Report the number of lines that include "Ningbo", with no additional text.

╭─ EXERCISE MATERIALS

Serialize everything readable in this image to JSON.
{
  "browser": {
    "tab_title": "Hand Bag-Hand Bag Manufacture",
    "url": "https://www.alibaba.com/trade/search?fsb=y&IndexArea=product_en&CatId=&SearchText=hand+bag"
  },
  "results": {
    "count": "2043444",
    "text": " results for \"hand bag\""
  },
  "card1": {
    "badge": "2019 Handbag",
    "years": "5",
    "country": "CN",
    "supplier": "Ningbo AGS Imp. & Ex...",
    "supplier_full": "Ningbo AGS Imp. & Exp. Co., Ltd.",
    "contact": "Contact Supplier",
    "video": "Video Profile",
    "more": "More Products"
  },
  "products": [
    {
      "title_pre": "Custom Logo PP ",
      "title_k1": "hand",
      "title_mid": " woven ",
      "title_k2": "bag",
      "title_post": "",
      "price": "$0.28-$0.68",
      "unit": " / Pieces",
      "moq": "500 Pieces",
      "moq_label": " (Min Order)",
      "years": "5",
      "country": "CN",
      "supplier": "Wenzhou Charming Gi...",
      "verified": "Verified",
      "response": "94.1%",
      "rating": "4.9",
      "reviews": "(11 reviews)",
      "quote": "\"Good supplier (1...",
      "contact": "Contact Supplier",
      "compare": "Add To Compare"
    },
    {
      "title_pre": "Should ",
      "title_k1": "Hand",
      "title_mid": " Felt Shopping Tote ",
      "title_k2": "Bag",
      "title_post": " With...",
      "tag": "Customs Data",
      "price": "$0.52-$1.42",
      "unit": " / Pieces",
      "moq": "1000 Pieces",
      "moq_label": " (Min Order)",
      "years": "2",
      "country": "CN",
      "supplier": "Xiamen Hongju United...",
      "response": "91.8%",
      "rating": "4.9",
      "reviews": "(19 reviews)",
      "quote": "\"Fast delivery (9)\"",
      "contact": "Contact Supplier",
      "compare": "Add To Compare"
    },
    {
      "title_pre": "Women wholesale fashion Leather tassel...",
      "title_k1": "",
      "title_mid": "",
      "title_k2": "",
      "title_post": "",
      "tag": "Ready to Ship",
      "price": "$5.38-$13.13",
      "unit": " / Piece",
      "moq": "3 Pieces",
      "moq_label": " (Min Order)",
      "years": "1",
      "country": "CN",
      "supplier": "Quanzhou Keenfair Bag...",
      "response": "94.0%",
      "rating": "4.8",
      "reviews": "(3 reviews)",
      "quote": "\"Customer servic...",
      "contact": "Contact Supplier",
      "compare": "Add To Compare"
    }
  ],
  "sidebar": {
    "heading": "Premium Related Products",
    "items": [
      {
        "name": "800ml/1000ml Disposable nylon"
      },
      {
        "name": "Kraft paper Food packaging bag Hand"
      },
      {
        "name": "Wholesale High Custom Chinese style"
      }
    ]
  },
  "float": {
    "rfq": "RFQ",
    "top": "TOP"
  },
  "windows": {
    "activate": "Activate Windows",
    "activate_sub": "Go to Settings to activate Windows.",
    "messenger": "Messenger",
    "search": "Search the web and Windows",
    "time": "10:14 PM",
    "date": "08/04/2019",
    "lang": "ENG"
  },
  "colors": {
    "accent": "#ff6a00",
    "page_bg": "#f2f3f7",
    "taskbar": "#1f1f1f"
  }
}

╰─

FINAL ANSWER =>
2